Pode transcrever, sem mudar nada, tudo o que vai desde "Até porque a" até "de suas carreiras." no texto sobre a Seleção na Copa de 1994?

[Fonte]
=-=-=-=-=
Para que o leitor avalie meu “atrevimento”, que resultou, finda a Copa, em aumento do meu prestígio junto à direção do jornal – em vez do descrédito que as “cassandras de mau agouro” previam, para mim e para os comandados de Carlos Alberto Parreira –  reproduzo, na íntegra, o citado artigo que comprova, inclusive, o surrado clichê que diz que “quem ri por último ri melhor”. No caso, eu (e os raros brasileiros que acreditaram na Seleção) rimos com a maior satisfação. Adoro uma polêmica!!! Leiam o que escrevi naquele distante 23 de maio de 1994, véspera do embarque da nossa equipe para os Estados Unidos:  

“A seleção brasileira, convocada a semana passada, e que embarca rumo aos Estados Unidos amanhã, vai estrear na Copa do Mundo com 80% da capacidade física dos jogadores, conforme previsão do fisicultor Moracy Sant'Anna. Isso é bom? É mau? O tempo para a preparação, praticamente de menos de um mês, é curto, como se propala? Acredito que não!

Até porque a sua base é a mesma do grupo de 1990, que fez aquele fiasco, que todos nós lembramos, na Itália. Ocorre que hoje esses jogadores estão mais amadurecidos, mais experientes, mais tarimbados e mais conscientes da importância da conquista do tetracampeonato, não apenas para a satisfação dos 150 milhões de brasileiros, mas principalmente para o fecho de suas carreiras.
=-=-=-=-=
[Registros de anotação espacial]

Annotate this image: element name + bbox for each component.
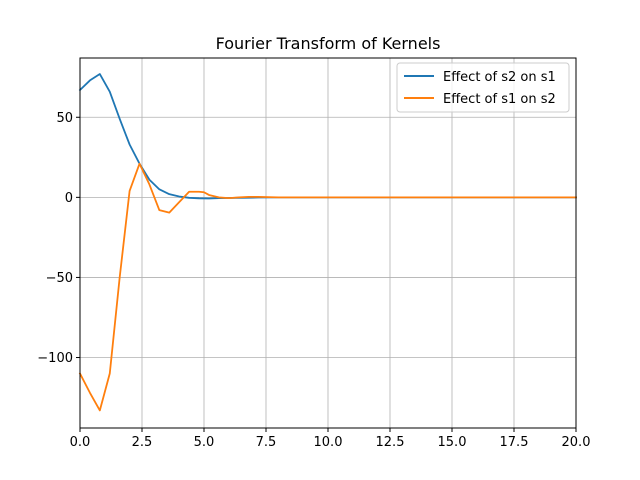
x-tick-label: 15.0	[438, 435, 467, 450]
legend-label-series-1: Effect of s2 on s1	[443, 70, 556, 85]
x-tick-label: 5.0	[194, 435, 215, 450]
series-layer	[78, 73, 577, 412]
x-tick-label: 12.5	[376, 435, 405, 450]
y-tick-label: 0	[65, 191, 73, 206]
chart-title: Fourier Transform of Kernels	[216, 34, 441, 53]
x-tick-label: 20.0	[562, 435, 591, 450]
legend: Effect of s2 on s1 Effect of s1 on s2	[396, 62, 570, 113]
y-tick-label: −50	[46, 271, 73, 286]
y-tick-label: 50	[56, 111, 73, 126]
x-tick-label: 7.5	[256, 435, 277, 450]
legend-label-series-2: Effect of s1 on s2	[443, 92, 556, 107]
series-line-2	[78, 162, 577, 412]
legend-box	[396, 62, 570, 113]
axes-layer: 0.0 2.5 5.0 7.5 10.0 12.5 15.0 17.5 20.0 −100 −50 0…	[37, 57, 591, 450]
y-tick-label: −100	[37, 351, 73, 366]
x-tick-label: 2.5	[132, 435, 153, 450]
x-tick-label: 17.5	[500, 435, 529, 450]
x-tick-label: 0.0	[70, 435, 91, 450]
x-tick-label: 10.0	[314, 435, 343, 450]
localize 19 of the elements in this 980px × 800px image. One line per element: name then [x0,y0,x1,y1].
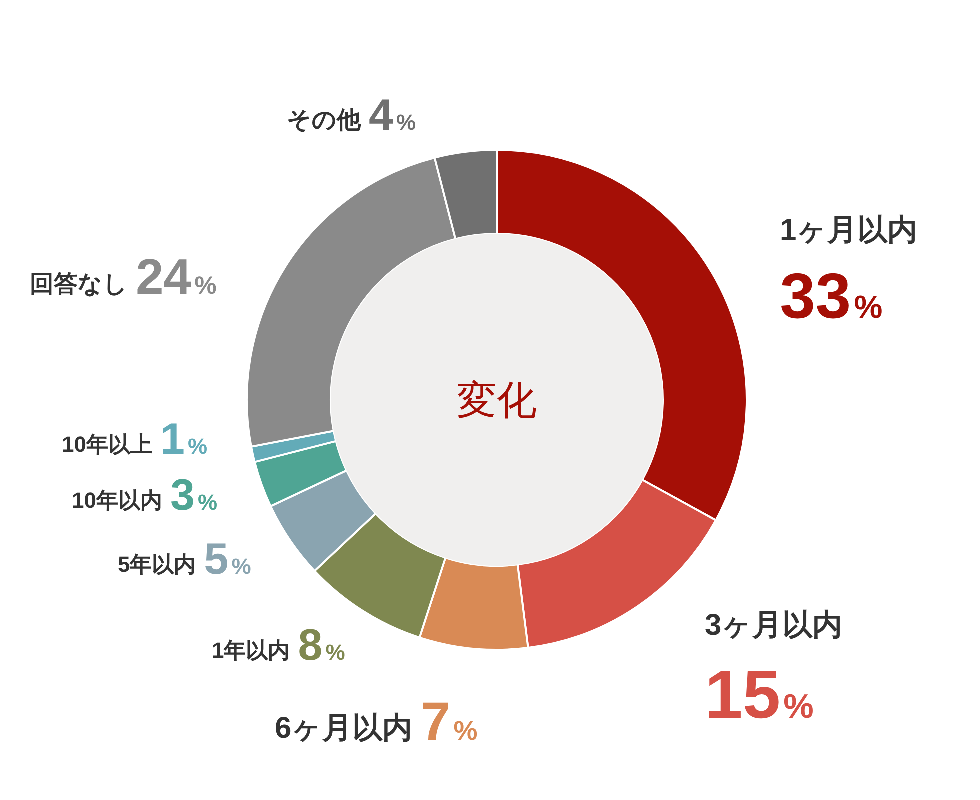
data-label: 4% [369,91,416,140]
slice-label: 10年以上 [62,432,152,457]
slice-label: 1年以内 [212,638,290,663]
data-label: 7% [420,692,478,752]
data-label: 8% [298,621,346,670]
slice-label: 3ヶ月以内 [705,609,843,642]
data-label: 3% [170,471,218,520]
slice-label: 6ヶ月以内 [275,712,413,745]
slice-label: 回答なし [30,271,128,298]
slice-label: 1ヶ月以内 [780,214,918,247]
slice-label: 10年以内 [72,488,162,513]
slice-label: 5年以内 [118,552,196,577]
slice-label: その他 [287,107,362,134]
text: 変化 [457,379,537,423]
data-label: 24% [136,249,217,305]
data-label: 1% [160,415,208,464]
data-label: 33% [780,260,883,332]
data-label: 5% [204,535,252,584]
data-label: 15% [705,657,814,733]
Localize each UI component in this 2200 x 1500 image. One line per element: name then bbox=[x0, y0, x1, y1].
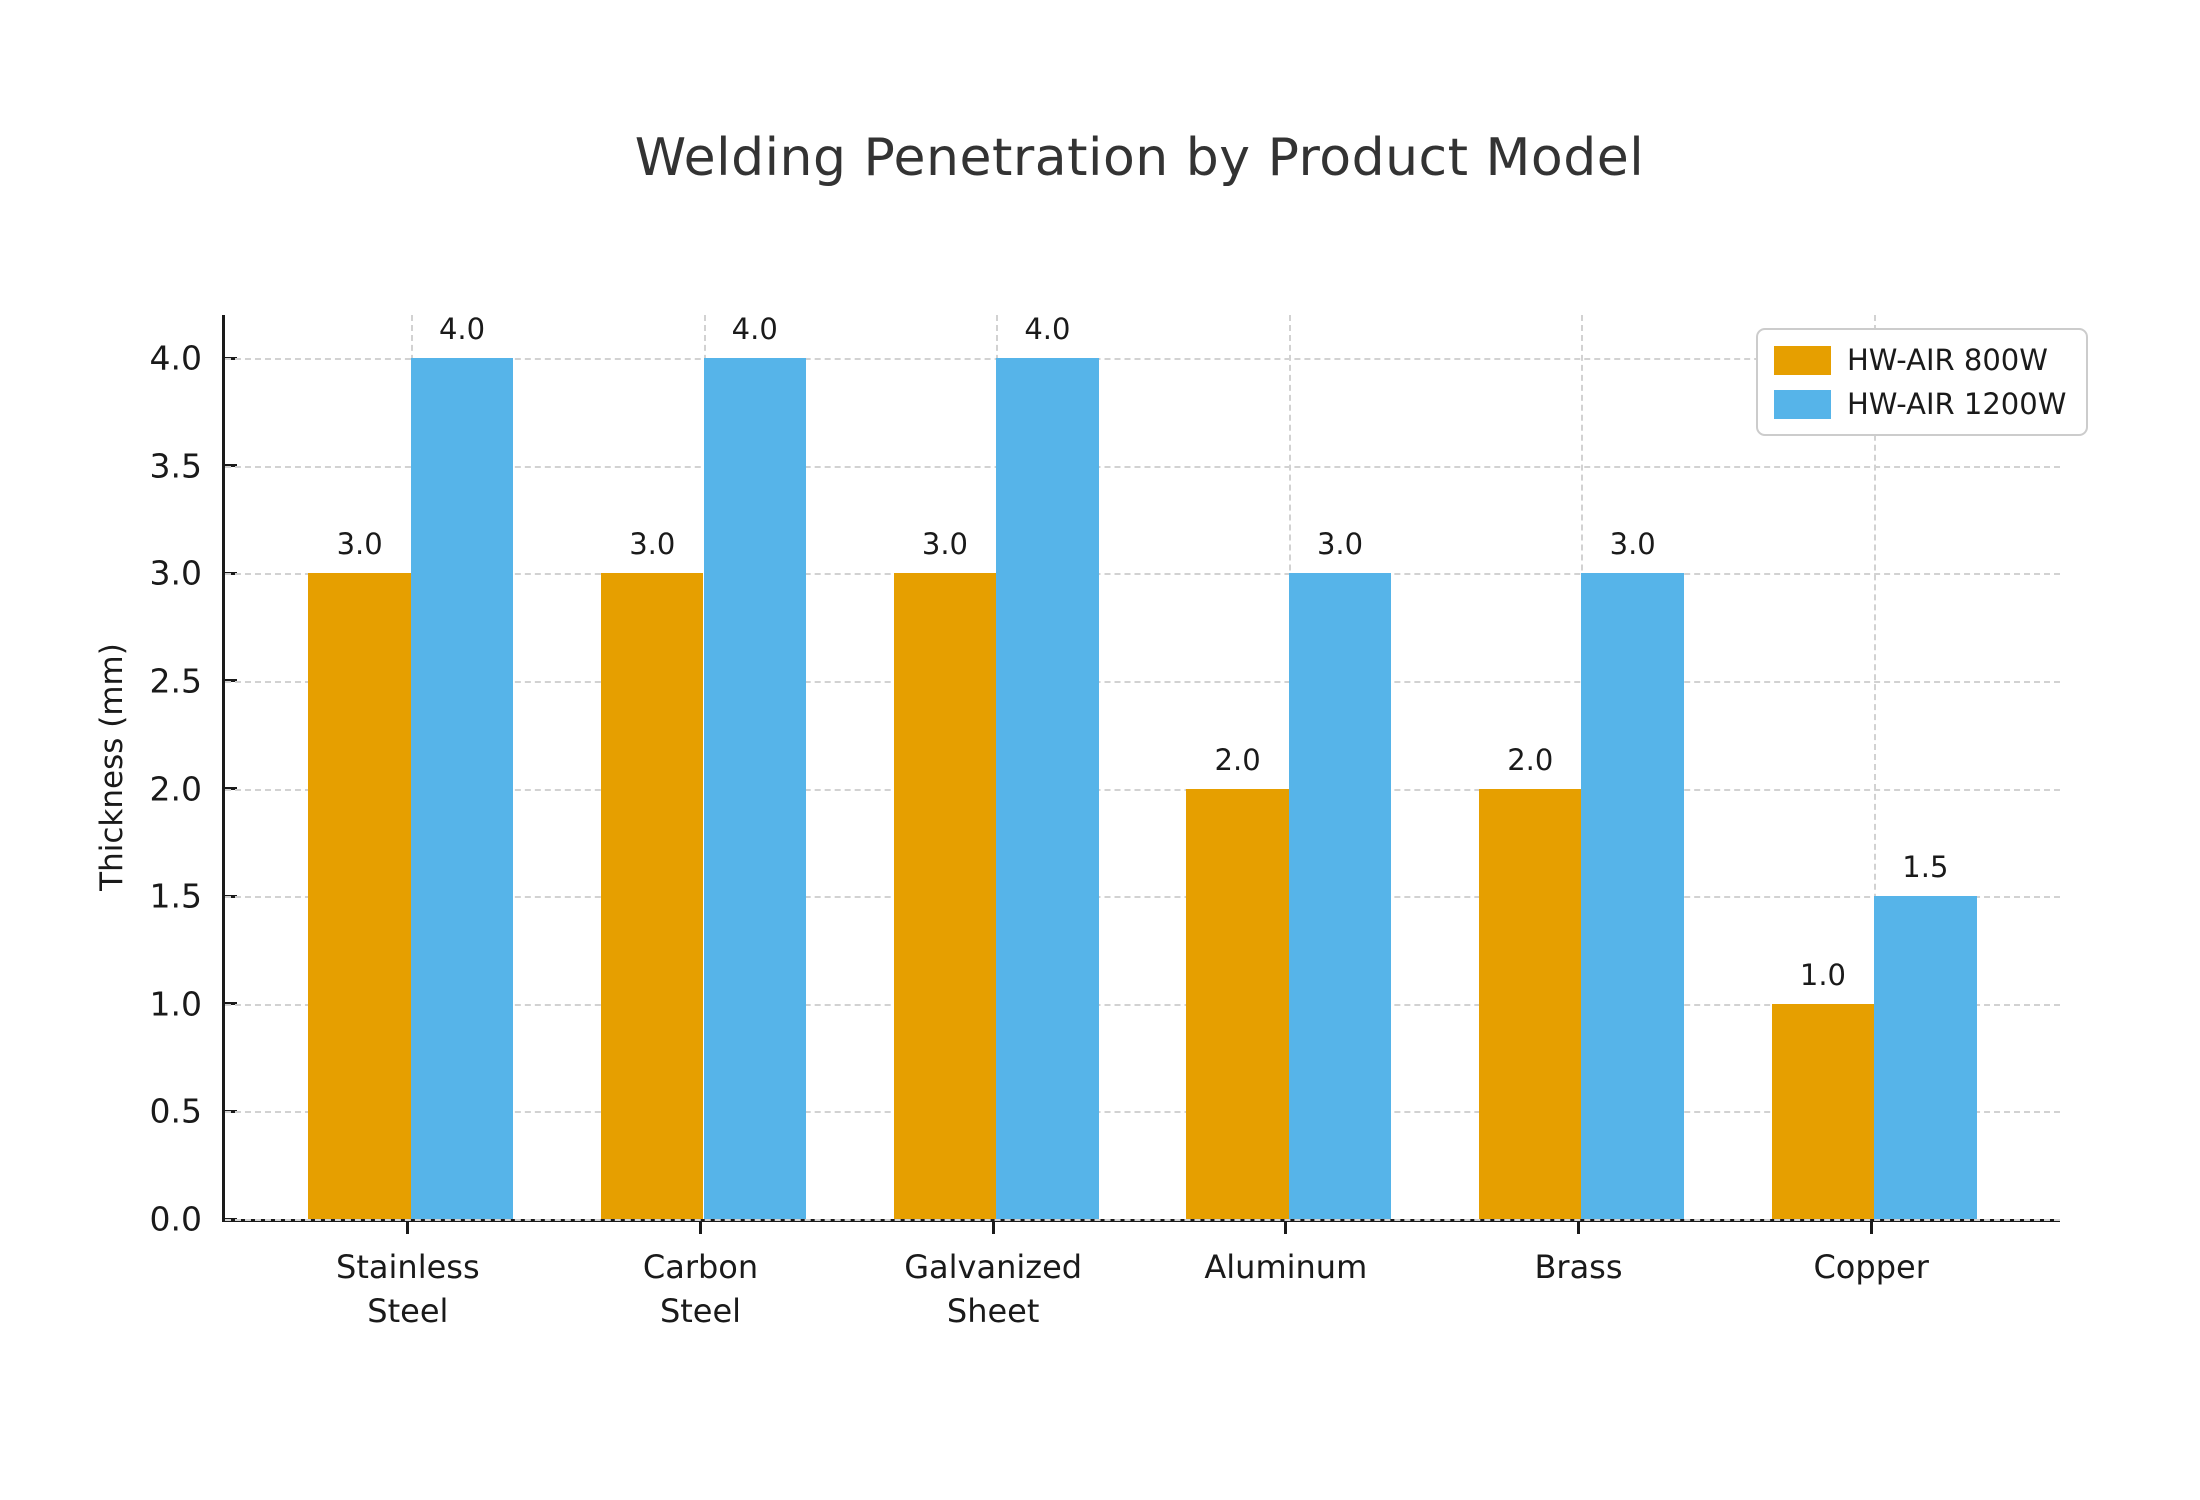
=-=-=-=-=
[Resposta completa]
Até porque a sua base é a mesma do grupo de 1990, que fez aquele fiasco, que todos nós lembramos, na Itália. Ocorre que hoje esses jogadores estão mais amadurecidos, mais experientes, mais tarimbados e mais conscientes da importância da conquista do tetracampeonato, não apenas para a satisfação dos 150 milhões de brasileiros, mas principalmente para o fecho de suas carreiras.